**Working data:**

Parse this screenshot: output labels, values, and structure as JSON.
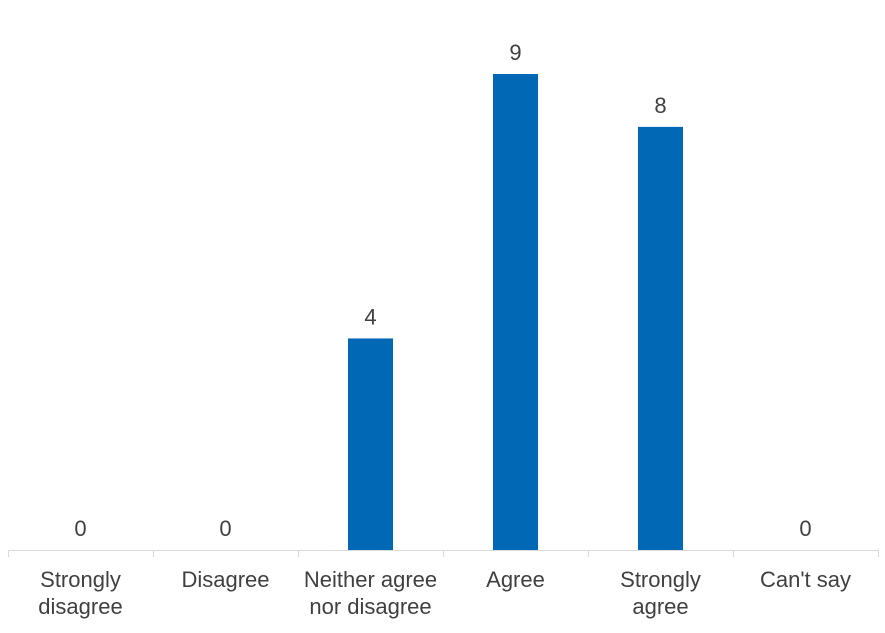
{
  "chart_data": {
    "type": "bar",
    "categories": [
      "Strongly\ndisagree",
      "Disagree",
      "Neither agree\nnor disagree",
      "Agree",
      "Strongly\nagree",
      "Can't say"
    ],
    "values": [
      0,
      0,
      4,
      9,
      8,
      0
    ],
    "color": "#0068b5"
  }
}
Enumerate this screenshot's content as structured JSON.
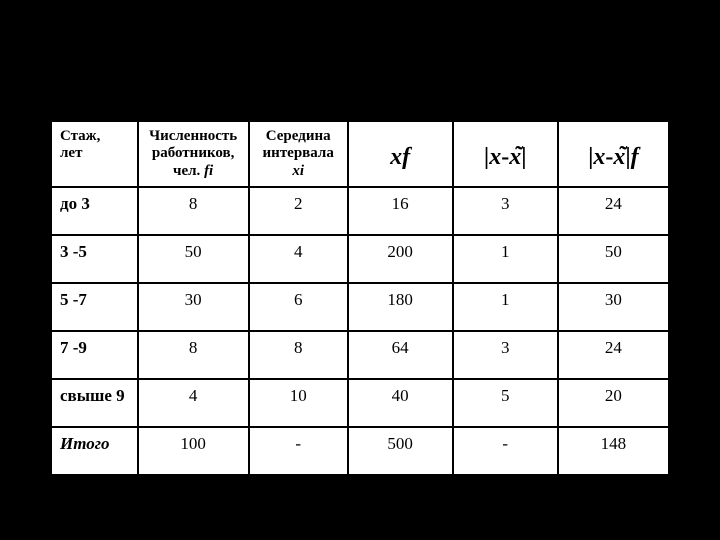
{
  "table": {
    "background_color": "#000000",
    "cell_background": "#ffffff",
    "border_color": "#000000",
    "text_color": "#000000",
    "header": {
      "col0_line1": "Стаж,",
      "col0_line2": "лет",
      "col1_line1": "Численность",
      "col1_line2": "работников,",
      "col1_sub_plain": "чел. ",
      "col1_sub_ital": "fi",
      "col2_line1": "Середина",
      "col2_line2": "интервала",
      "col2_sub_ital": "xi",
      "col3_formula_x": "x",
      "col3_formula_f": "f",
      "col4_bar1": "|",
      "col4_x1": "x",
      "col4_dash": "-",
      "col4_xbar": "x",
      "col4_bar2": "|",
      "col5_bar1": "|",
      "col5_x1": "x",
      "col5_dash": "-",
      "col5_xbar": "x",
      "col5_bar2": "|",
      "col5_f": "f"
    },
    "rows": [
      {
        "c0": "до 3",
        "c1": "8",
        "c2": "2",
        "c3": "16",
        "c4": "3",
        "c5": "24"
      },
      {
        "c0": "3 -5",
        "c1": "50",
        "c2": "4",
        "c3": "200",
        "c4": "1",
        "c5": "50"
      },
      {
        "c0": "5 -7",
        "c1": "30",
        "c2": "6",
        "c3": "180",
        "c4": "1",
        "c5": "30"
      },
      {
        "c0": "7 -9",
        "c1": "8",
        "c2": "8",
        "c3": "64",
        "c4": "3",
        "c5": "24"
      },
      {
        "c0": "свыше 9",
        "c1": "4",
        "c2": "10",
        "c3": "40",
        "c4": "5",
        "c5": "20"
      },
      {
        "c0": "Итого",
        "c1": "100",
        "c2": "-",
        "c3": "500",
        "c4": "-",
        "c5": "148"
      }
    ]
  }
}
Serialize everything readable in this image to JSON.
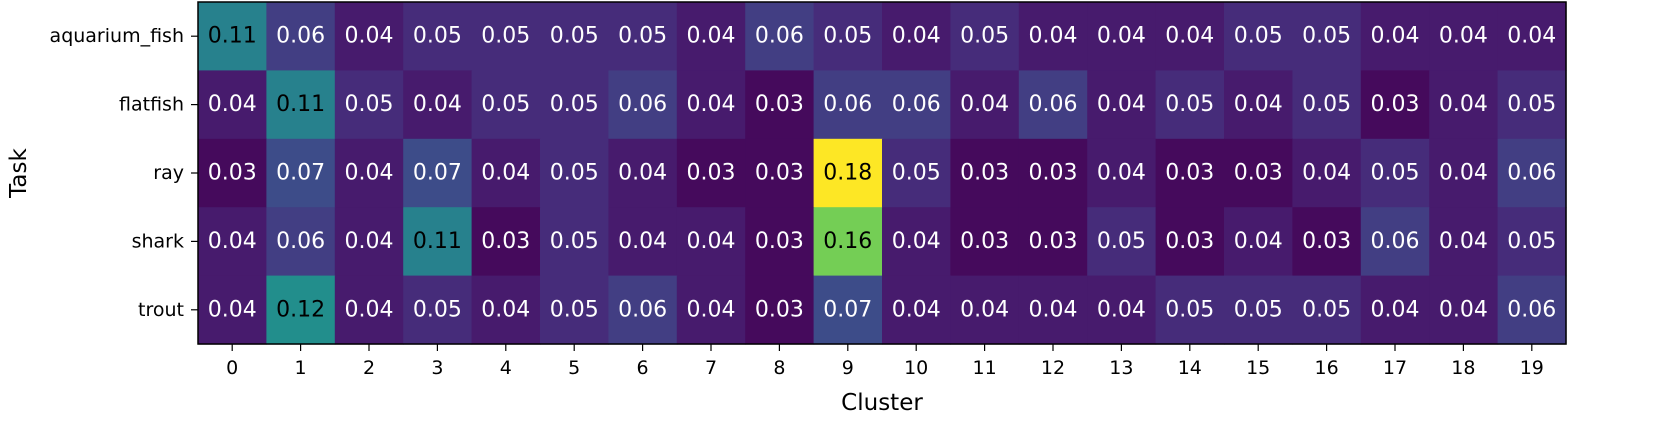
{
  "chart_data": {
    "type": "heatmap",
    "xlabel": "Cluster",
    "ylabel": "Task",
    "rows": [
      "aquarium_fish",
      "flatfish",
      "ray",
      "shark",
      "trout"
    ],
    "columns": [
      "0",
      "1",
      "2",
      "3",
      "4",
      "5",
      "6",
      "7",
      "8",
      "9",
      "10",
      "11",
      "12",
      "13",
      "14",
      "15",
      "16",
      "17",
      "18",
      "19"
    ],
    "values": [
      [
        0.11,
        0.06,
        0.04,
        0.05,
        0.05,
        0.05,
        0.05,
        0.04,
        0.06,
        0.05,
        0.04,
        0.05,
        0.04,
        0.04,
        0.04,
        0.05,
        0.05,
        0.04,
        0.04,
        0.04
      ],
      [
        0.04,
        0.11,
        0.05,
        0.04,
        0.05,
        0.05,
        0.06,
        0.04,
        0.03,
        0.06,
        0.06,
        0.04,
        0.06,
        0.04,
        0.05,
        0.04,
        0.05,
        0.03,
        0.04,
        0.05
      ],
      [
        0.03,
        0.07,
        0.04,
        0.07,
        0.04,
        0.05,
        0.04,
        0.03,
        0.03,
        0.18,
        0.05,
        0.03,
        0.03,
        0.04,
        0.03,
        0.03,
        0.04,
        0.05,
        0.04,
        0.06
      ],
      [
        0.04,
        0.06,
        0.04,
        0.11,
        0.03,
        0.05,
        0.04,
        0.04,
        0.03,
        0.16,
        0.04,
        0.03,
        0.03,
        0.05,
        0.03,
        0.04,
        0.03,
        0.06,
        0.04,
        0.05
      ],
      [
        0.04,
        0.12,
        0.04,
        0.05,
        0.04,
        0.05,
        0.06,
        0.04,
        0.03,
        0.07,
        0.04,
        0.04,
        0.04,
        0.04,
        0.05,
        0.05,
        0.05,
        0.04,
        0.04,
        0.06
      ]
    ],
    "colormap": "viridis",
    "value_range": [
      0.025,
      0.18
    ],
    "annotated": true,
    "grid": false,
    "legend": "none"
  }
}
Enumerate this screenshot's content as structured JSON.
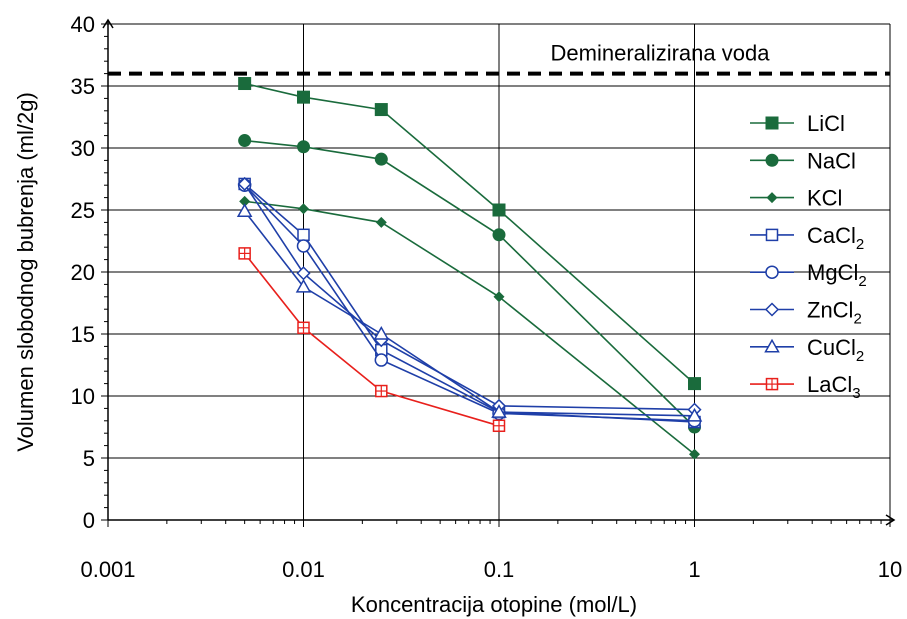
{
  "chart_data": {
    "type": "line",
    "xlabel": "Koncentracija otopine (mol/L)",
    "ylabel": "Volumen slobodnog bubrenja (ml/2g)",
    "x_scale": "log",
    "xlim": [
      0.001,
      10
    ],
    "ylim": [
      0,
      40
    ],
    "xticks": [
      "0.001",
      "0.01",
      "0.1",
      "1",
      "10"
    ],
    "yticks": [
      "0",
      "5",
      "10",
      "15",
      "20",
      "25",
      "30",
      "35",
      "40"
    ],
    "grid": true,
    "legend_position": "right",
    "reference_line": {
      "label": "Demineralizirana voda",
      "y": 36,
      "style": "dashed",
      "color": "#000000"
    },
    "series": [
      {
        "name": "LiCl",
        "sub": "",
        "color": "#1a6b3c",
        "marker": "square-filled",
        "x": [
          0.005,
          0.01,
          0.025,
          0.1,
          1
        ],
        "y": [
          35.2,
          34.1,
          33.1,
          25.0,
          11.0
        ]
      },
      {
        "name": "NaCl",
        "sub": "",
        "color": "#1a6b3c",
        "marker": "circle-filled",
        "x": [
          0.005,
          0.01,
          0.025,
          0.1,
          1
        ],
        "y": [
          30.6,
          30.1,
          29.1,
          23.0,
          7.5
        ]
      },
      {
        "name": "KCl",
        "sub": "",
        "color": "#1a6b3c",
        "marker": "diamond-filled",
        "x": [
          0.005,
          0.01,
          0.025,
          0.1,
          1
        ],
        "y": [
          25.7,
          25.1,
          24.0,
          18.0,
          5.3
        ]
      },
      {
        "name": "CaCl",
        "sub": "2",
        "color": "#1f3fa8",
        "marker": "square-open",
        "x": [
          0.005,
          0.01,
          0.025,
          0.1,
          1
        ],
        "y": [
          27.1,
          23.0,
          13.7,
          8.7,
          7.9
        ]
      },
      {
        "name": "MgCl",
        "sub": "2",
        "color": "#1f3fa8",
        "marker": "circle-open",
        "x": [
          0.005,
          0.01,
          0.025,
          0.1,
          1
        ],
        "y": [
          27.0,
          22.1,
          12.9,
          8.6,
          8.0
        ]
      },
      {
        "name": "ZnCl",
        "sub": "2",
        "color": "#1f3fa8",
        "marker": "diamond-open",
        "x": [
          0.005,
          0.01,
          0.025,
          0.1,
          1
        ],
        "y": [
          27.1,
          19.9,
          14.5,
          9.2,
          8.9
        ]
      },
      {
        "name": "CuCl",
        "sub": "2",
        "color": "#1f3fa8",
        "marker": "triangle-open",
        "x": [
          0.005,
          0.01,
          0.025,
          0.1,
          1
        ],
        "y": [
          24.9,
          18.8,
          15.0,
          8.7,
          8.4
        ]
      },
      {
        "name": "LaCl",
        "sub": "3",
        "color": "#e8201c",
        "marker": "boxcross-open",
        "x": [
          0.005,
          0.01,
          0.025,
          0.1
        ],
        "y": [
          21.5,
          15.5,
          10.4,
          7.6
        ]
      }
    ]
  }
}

**Exercise brief:** Extract each line holding the string "ylabel".

**Task answer:**
    "ylabel": "Task",
    "ylabel": "Volumen slobodnog bubrenja (ml/2g)",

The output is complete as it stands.